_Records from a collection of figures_
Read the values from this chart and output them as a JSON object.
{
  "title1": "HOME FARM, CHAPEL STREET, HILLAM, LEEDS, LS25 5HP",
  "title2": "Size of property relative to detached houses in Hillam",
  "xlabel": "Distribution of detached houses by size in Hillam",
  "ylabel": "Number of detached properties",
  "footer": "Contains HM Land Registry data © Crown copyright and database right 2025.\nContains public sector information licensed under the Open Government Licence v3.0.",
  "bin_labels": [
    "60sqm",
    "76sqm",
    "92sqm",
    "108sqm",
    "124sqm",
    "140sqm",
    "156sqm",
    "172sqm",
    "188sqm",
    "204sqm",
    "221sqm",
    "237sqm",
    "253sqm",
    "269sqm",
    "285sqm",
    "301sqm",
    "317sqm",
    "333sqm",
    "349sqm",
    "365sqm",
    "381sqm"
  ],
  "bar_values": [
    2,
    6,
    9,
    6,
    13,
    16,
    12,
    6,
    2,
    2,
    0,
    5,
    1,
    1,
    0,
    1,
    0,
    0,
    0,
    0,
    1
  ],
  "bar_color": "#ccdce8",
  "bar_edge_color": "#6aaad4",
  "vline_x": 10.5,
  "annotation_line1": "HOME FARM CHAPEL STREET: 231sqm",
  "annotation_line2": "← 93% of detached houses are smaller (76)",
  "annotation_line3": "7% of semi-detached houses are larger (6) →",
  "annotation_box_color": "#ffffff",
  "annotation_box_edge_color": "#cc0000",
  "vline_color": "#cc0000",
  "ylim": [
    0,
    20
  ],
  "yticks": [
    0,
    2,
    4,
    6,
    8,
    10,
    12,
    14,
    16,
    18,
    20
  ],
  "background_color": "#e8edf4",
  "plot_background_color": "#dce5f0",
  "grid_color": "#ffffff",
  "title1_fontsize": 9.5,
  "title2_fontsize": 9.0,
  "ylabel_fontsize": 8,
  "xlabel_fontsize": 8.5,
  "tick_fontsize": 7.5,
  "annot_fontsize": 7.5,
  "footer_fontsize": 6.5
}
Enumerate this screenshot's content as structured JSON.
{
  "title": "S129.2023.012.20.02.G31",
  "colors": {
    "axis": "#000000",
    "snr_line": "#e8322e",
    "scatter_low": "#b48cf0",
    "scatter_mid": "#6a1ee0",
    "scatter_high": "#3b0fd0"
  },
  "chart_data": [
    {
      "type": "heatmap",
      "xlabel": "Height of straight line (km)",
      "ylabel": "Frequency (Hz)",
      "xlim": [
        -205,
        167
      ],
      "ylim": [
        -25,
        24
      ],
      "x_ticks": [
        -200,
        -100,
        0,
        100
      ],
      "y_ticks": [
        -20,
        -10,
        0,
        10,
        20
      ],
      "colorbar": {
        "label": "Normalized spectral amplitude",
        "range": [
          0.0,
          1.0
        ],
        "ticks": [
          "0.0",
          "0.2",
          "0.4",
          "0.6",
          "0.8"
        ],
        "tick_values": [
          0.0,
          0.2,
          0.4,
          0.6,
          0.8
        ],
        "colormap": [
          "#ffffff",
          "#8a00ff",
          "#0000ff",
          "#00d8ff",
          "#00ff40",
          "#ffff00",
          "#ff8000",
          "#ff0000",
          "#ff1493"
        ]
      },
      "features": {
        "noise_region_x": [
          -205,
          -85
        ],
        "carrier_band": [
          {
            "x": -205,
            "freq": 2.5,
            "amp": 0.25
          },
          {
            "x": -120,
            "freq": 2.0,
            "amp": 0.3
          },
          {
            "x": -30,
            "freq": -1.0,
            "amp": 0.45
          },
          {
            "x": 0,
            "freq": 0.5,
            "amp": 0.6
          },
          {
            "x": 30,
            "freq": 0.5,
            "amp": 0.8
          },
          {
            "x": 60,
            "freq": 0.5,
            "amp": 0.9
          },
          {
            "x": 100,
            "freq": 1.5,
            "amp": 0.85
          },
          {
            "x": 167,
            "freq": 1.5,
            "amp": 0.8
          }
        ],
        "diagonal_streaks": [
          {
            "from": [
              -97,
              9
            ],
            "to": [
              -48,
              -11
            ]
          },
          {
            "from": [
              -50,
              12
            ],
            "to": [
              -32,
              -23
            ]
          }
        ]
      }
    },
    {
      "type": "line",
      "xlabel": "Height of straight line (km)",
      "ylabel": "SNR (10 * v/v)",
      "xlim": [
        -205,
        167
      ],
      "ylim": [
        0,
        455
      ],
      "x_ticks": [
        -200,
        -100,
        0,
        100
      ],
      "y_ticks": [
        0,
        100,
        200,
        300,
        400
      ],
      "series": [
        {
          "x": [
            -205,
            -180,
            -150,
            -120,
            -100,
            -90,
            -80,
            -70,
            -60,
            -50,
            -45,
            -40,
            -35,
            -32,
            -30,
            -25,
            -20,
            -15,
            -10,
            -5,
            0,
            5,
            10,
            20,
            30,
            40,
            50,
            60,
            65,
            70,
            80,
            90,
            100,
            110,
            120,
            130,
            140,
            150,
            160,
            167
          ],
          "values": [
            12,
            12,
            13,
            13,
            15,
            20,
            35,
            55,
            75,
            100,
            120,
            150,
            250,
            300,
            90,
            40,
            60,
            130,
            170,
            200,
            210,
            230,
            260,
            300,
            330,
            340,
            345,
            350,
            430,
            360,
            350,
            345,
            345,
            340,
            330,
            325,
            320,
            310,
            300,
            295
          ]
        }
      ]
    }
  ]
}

_Task prompt_
Go back to the listing above and please repeat it exactly.

_Result for this task_
Read the values from this chart and output them as a JSON object.
{
  "title1": "HOME FARM, CHAPEL STREET, HILLAM, LEEDS, LS25 5HP",
  "title2": "Size of property relative to detached houses in Hillam",
  "xlabel": "Distribution of detached houses by size in Hillam",
  "ylabel": "Number of detached properties",
  "footer": "Contains HM Land Registry data © Crown copyright and database right 2025.\nContains public sector information licensed under the Open Government Licence v3.0.",
  "bin_labels": [
    "60sqm",
    "76sqm",
    "92sqm",
    "108sqm",
    "124sqm",
    "140sqm",
    "156sqm",
    "172sqm",
    "188sqm",
    "204sqm",
    "221sqm",
    "237sqm",
    "253sqm",
    "269sqm",
    "285sqm",
    "301sqm",
    "317sqm",
    "333sqm",
    "349sqm",
    "365sqm",
    "381sqm"
  ],
  "bar_values": [
    2,
    6,
    9,
    6,
    13,
    16,
    12,
    6,
    2,
    2,
    0,
    5,
    1,
    1,
    0,
    1,
    0,
    0,
    0,
    0,
    1
  ],
  "bar_color": "#ccdce8",
  "bar_edge_color": "#6aaad4",
  "vline_x": 10.5,
  "annotation_line1": "HOME FARM CHAPEL STREET: 231sqm",
  "annotation_line2": "← 93% of detached houses are smaller (76)",
  "annotation_line3": "7% of semi-detached houses are larger (6) →",
  "annotation_box_color": "#ffffff",
  "annotation_box_edge_color": "#cc0000",
  "vline_color": "#cc0000",
  "ylim": [
    0,
    20
  ],
  "yticks": [
    0,
    2,
    4,
    6,
    8,
    10,
    12,
    14,
    16,
    18,
    20
  ],
  "background_color": "#e8edf4",
  "plot_background_color": "#dce5f0",
  "grid_color": "#ffffff",
  "title1_fontsize": 9.5,
  "title2_fontsize": 9.0,
  "ylabel_fontsize": 8,
  "xlabel_fontsize": 8.5,
  "tick_fontsize": 7.5,
  "annot_fontsize": 7.5,
  "footer_fontsize": 6.5
}
Enumerate this screenshot's content as structured JSON.
{
  "title": "S129.2023.012.20.02.G31",
  "colors": {
    "axis": "#000000",
    "snr_line": "#e8322e",
    "scatter_low": "#b48cf0",
    "scatter_mid": "#6a1ee0",
    "scatter_high": "#3b0fd0"
  },
  "chart_data": [
    {
      "type": "heatmap",
      "xlabel": "Height of straight line (km)",
      "ylabel": "Frequency (Hz)",
      "xlim": [
        -205,
        167
      ],
      "ylim": [
        -25,
        24
      ],
      "x_ticks": [
        -200,
        -100,
        0,
        100
      ],
      "y_ticks": [
        -20,
        -10,
        0,
        10,
        20
      ],
      "colorbar": {
        "label": "Normalized spectral amplitude",
        "range": [
          0.0,
          1.0
        ],
        "ticks": [
          "0.0",
          "0.2",
          "0.4",
          "0.6",
          "0.8"
        ],
        "tick_values": [
          0.0,
          0.2,
          0.4,
          0.6,
          0.8
        ],
        "colormap": [
          "#ffffff",
          "#8a00ff",
          "#0000ff",
          "#00d8ff",
          "#00ff40",
          "#ffff00",
          "#ff8000",
          "#ff0000",
          "#ff1493"
        ]
      },
      "features": {
        "noise_region_x": [
          -205,
          -85
        ],
        "carrier_band": [
          {
            "x": -205,
            "freq": 2.5,
            "amp": 0.25
          },
          {
            "x": -120,
            "freq": 2.0,
            "amp": 0.3
          },
          {
            "x": -30,
            "freq": -1.0,
            "amp": 0.45
          },
          {
            "x": 0,
            "freq": 0.5,
            "amp": 0.6
          },
          {
            "x": 30,
            "freq": 0.5,
            "amp": 0.8
          },
          {
            "x": 60,
            "freq": 0.5,
            "amp": 0.9
          },
          {
            "x": 100,
            "freq": 1.5,
            "amp": 0.85
          },
          {
            "x": 167,
            "freq": 1.5,
            "amp": 0.8
          }
        ],
        "diagonal_streaks": [
          {
            "from": [
              -97,
              9
            ],
            "to": [
              -48,
              -11
            ]
          },
          {
            "from": [
              -50,
              12
            ],
            "to": [
              -32,
              -23
            ]
          }
        ]
      }
    },
    {
      "type": "line",
      "xlabel": "Height of straight line (km)",
      "ylabel": "SNR (10 * v/v)",
      "xlim": [
        -205,
        167
      ],
      "ylim": [
        0,
        455
      ],
      "x_ticks": [
        -200,
        -100,
        0,
        100
      ],
      "y_ticks": [
        0,
        100,
        200,
        300,
        400
      ],
      "series": [
        {
          "x": [
            -205,
            -180,
            -150,
            -120,
            -100,
            -90,
            -80,
            -70,
            -60,
            -50,
            -45,
            -40,
            -35,
            -32,
            -30,
            -25,
            -20,
            -15,
            -10,
            -5,
            0,
            5,
            10,
            20,
            30,
            40,
            50,
            60,
            65,
            70,
            80,
            90,
            100,
            110,
            120,
            130,
            140,
            150,
            160,
            167
          ],
          "values": [
            12,
            12,
            13,
            13,
            15,
            20,
            35,
            55,
            75,
            100,
            120,
            150,
            250,
            300,
            90,
            40,
            60,
            130,
            170,
            200,
            210,
            230,
            260,
            300,
            330,
            340,
            345,
            350,
            430,
            360,
            350,
            345,
            345,
            340,
            330,
            325,
            320,
            310,
            300,
            295
          ]
        }
      ]
    }
  ]
}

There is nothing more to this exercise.